__Exercise prompt__
Make an exact copy of the lines below.
◇ ◇ ◇ ◇ ◇ ◇ ◇
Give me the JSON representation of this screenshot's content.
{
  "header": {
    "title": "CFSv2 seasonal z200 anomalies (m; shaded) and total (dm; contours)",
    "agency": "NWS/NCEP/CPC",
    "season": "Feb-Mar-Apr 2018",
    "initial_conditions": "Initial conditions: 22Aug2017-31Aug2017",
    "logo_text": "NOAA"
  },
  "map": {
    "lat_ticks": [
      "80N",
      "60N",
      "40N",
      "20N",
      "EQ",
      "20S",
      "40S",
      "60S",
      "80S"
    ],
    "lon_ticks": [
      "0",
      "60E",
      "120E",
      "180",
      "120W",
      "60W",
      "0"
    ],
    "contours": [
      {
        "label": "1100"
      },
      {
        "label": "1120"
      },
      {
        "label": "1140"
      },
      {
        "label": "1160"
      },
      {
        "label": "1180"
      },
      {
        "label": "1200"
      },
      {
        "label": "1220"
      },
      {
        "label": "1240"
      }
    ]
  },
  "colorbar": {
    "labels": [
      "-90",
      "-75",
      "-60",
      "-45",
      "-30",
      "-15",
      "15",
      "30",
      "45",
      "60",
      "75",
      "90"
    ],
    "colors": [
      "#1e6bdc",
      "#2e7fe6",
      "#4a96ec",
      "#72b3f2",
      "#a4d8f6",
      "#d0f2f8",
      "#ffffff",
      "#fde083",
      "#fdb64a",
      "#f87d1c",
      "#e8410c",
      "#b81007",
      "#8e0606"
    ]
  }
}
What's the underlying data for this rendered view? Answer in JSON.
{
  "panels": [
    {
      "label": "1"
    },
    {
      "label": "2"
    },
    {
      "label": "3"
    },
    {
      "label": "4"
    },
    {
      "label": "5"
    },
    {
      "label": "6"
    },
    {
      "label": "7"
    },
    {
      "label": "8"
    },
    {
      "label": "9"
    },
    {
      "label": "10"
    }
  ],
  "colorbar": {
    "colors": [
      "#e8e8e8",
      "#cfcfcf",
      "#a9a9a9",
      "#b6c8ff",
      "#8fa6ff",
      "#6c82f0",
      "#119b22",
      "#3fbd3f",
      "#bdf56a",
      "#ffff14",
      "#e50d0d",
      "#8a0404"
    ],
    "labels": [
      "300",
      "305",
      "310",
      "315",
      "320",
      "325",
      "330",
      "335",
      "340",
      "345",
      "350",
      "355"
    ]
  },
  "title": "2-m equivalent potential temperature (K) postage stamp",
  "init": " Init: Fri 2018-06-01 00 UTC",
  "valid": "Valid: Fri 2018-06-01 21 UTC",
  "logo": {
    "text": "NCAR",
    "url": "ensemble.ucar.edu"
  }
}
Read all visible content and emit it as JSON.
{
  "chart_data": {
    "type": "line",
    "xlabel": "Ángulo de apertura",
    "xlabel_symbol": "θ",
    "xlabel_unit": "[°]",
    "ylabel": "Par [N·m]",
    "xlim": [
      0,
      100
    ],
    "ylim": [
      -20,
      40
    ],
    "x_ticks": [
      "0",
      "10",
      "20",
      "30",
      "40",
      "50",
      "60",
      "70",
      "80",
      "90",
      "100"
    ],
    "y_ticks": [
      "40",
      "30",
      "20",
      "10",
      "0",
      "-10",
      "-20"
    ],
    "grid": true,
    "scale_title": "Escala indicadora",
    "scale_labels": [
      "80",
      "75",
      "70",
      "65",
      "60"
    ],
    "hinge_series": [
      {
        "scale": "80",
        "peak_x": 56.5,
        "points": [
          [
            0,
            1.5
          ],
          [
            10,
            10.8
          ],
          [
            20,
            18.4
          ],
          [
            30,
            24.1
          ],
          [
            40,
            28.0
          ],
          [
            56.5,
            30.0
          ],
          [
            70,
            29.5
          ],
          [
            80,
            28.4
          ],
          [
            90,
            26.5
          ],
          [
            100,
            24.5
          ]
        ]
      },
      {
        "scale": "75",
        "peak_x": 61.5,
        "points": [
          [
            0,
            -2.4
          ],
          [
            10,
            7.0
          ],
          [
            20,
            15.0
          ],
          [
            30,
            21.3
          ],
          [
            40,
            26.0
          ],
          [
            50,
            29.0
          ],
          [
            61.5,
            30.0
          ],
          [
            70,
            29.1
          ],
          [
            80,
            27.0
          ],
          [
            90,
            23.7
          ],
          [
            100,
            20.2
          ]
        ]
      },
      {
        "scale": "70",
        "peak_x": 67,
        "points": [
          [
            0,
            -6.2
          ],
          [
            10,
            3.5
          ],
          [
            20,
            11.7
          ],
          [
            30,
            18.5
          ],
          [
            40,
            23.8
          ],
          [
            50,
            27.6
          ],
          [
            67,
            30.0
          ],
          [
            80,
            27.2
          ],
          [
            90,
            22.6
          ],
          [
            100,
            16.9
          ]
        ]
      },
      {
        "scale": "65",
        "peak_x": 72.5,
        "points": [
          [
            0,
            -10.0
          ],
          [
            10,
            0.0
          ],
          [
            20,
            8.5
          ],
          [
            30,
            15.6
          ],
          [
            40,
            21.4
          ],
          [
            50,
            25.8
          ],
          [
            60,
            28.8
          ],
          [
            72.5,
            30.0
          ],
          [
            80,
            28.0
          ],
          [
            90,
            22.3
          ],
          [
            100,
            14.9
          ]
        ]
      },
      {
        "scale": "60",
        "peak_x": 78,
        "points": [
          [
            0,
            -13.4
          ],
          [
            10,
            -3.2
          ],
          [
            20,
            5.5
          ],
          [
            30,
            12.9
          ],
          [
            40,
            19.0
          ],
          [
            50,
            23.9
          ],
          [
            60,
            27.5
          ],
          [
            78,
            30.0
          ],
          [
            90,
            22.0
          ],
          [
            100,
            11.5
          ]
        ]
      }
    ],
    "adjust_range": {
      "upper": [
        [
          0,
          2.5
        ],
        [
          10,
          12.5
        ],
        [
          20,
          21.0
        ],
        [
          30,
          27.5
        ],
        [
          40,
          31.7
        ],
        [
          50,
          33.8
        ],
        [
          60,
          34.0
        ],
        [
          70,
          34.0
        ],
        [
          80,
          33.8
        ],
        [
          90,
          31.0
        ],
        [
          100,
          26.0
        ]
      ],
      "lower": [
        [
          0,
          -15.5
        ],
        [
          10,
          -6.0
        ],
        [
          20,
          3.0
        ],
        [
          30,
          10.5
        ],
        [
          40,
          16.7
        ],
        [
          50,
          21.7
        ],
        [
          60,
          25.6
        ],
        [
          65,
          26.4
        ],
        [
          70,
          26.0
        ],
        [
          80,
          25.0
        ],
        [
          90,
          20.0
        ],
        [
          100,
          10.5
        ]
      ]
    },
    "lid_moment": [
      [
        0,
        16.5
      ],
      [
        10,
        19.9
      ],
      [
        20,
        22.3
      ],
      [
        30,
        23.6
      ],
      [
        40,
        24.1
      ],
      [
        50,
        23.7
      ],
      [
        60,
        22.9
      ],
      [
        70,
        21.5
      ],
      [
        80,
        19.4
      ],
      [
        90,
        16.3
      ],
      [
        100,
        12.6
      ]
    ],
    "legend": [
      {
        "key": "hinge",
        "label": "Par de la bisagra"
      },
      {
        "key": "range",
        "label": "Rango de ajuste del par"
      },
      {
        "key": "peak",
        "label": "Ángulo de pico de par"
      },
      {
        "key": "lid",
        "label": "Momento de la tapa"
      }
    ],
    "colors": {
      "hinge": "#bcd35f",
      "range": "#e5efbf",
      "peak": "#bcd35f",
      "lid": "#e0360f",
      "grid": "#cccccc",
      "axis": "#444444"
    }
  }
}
◇ ◇ ◇ ◇ ◇ ◇ ◇
__Answer to the exercise__
Give me the JSON representation of this screenshot's content.
{
  "header": {
    "title": "CFSv2 seasonal z200 anomalies (m; shaded) and total (dm; contours)",
    "agency": "NWS/NCEP/CPC",
    "season": "Feb-Mar-Apr 2018",
    "initial_conditions": "Initial conditions: 22Aug2017-31Aug2017",
    "logo_text": "NOAA"
  },
  "map": {
    "lat_ticks": [
      "80N",
      "60N",
      "40N",
      "20N",
      "EQ",
      "20S",
      "40S",
      "60S",
      "80S"
    ],
    "lon_ticks": [
      "0",
      "60E",
      "120E",
      "180",
      "120W",
      "60W",
      "0"
    ],
    "contours": [
      {
        "label": "1100"
      },
      {
        "label": "1120"
      },
      {
        "label": "1140"
      },
      {
        "label": "1160"
      },
      {
        "label": "1180"
      },
      {
        "label": "1200"
      },
      {
        "label": "1220"
      },
      {
        "label": "1240"
      }
    ]
  },
  "colorbar": {
    "labels": [
      "-90",
      "-75",
      "-60",
      "-45",
      "-30",
      "-15",
      "15",
      "30",
      "45",
      "60",
      "75",
      "90"
    ],
    "colors": [
      "#1e6bdc",
      "#2e7fe6",
      "#4a96ec",
      "#72b3f2",
      "#a4d8f6",
      "#d0f2f8",
      "#ffffff",
      "#fde083",
      "#fdb64a",
      "#f87d1c",
      "#e8410c",
      "#b81007",
      "#8e0606"
    ]
  }
}
What's the underlying data for this rendered view? Answer in JSON.
{
  "panels": [
    {
      "label": "1"
    },
    {
      "label": "2"
    },
    {
      "label": "3"
    },
    {
      "label": "4"
    },
    {
      "label": "5"
    },
    {
      "label": "6"
    },
    {
      "label": "7"
    },
    {
      "label": "8"
    },
    {
      "label": "9"
    },
    {
      "label": "10"
    }
  ],
  "colorbar": {
    "colors": [
      "#e8e8e8",
      "#cfcfcf",
      "#a9a9a9",
      "#b6c8ff",
      "#8fa6ff",
      "#6c82f0",
      "#119b22",
      "#3fbd3f",
      "#bdf56a",
      "#ffff14",
      "#e50d0d",
      "#8a0404"
    ],
    "labels": [
      "300",
      "305",
      "310",
      "315",
      "320",
      "325",
      "330",
      "335",
      "340",
      "345",
      "350",
      "355"
    ]
  },
  "title": "2-m equivalent potential temperature (K) postage stamp",
  "init": " Init: Fri 2018-06-01 00 UTC",
  "valid": "Valid: Fri 2018-06-01 21 UTC",
  "logo": {
    "text": "NCAR",
    "url": "ensemble.ucar.edu"
  }
}
Read all visible content and emit it as JSON.
{
  "chart_data": {
    "type": "line",
    "xlabel": "Ángulo de apertura",
    "xlabel_symbol": "θ",
    "xlabel_unit": "[°]",
    "ylabel": "Par [N·m]",
    "xlim": [
      0,
      100
    ],
    "ylim": [
      -20,
      40
    ],
    "x_ticks": [
      "0",
      "10",
      "20",
      "30",
      "40",
      "50",
      "60",
      "70",
      "80",
      "90",
      "100"
    ],
    "y_ticks": [
      "40",
      "30",
      "20",
      "10",
      "0",
      "-10",
      "-20"
    ],
    "grid": true,
    "scale_title": "Escala indicadora",
    "scale_labels": [
      "80",
      "75",
      "70",
      "65",
      "60"
    ],
    "hinge_series": [
      {
        "scale": "80",
        "peak_x": 56.5,
        "points": [
          [
            0,
            1.5
          ],
          [
            10,
            10.8
          ],
          [
            20,
            18.4
          ],
          [
            30,
            24.1
          ],
          [
            40,
            28.0
          ],
          [
            56.5,
            30.0
          ],
          [
            70,
            29.5
          ],
          [
            80,
            28.4
          ],
          [
            90,
            26.5
          ],
          [
            100,
            24.5
          ]
        ]
      },
      {
        "scale": "75",
        "peak_x": 61.5,
        "points": [
          [
            0,
            -2.4
          ],
          [
            10,
            7.0
          ],
          [
            20,
            15.0
          ],
          [
            30,
            21.3
          ],
          [
            40,
            26.0
          ],
          [
            50,
            29.0
          ],
          [
            61.5,
            30.0
          ],
          [
            70,
            29.1
          ],
          [
            80,
            27.0
          ],
          [
            90,
            23.7
          ],
          [
            100,
            20.2
          ]
        ]
      },
      {
        "scale": "70",
        "peak_x": 67,
        "points": [
          [
            0,
            -6.2
          ],
          [
            10,
            3.5
          ],
          [
            20,
            11.7
          ],
          [
            30,
            18.5
          ],
          [
            40,
            23.8
          ],
          [
            50,
            27.6
          ],
          [
            67,
            30.0
          ],
          [
            80,
            27.2
          ],
          [
            90,
            22.6
          ],
          [
            100,
            16.9
          ]
        ]
      },
      {
        "scale": "65",
        "peak_x": 72.5,
        "points": [
          [
            0,
            -10.0
          ],
          [
            10,
            0.0
          ],
          [
            20,
            8.5
          ],
          [
            30,
            15.6
          ],
          [
            40,
            21.4
          ],
          [
            50,
            25.8
          ],
          [
            60,
            28.8
          ],
          [
            72.5,
            30.0
          ],
          [
            80,
            28.0
          ],
          [
            90,
            22.3
          ],
          [
            100,
            14.9
          ]
        ]
      },
      {
        "scale": "60",
        "peak_x": 78,
        "points": [
          [
            0,
            -13.4
          ],
          [
            10,
            -3.2
          ],
          [
            20,
            5.5
          ],
          [
            30,
            12.9
          ],
          [
            40,
            19.0
          ],
          [
            50,
            23.9
          ],
          [
            60,
            27.5
          ],
          [
            78,
            30.0
          ],
          [
            90,
            22.0
          ],
          [
            100,
            11.5
          ]
        ]
      }
    ],
    "adjust_range": {
      "upper": [
        [
          0,
          2.5
        ],
        [
          10,
          12.5
        ],
        [
          20,
          21.0
        ],
        [
          30,
          27.5
        ],
        [
          40,
          31.7
        ],
        [
          50,
          33.8
        ],
        [
          60,
          34.0
        ],
        [
          70,
          34.0
        ],
        [
          80,
          33.8
        ],
        [
          90,
          31.0
        ],
        [
          100,
          26.0
        ]
      ],
      "lower": [
        [
          0,
          -15.5
        ],
        [
          10,
          -6.0
        ],
        [
          20,
          3.0
        ],
        [
          30,
          10.5
        ],
        [
          40,
          16.7
        ],
        [
          50,
          21.7
        ],
        [
          60,
          25.6
        ],
        [
          65,
          26.4
        ],
        [
          70,
          26.0
        ],
        [
          80,
          25.0
        ],
        [
          90,
          20.0
        ],
        [
          100,
          10.5
        ]
      ]
    },
    "lid_moment": [
      [
        0,
        16.5
      ],
      [
        10,
        19.9
      ],
      [
        20,
        22.3
      ],
      [
        30,
        23.6
      ],
      [
        40,
        24.1
      ],
      [
        50,
        23.7
      ],
      [
        60,
        22.9
      ],
      [
        70,
        21.5
      ],
      [
        80,
        19.4
      ],
      [
        90,
        16.3
      ],
      [
        100,
        12.6
      ]
    ],
    "legend": [
      {
        "key": "hinge",
        "label": "Par de la bisagra"
      },
      {
        "key": "range",
        "label": "Rango de ajuste del par"
      },
      {
        "key": "peak",
        "label": "Ángulo de pico de par"
      },
      {
        "key": "lid",
        "label": "Momento de la tapa"
      }
    ],
    "colors": {
      "hinge": "#bcd35f",
      "range": "#e5efbf",
      "peak": "#bcd35f",
      "lid": "#e0360f",
      "grid": "#cccccc",
      "axis": "#444444"
    }
  }
}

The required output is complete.